═════ Given data

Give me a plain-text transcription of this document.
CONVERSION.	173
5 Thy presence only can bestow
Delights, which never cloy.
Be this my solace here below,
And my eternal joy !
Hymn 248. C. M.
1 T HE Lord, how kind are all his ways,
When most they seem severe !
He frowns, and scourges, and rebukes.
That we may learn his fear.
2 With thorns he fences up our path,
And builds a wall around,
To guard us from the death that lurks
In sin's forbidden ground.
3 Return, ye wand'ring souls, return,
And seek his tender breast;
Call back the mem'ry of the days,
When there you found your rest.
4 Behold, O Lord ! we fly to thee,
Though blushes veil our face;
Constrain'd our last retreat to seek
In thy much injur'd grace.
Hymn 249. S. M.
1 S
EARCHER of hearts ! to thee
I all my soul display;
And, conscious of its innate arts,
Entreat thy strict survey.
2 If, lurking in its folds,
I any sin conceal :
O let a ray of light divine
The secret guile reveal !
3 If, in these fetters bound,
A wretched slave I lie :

══════════

Check each line of the data above for the word "seek" and say how many lines have it. Give the number alone.

2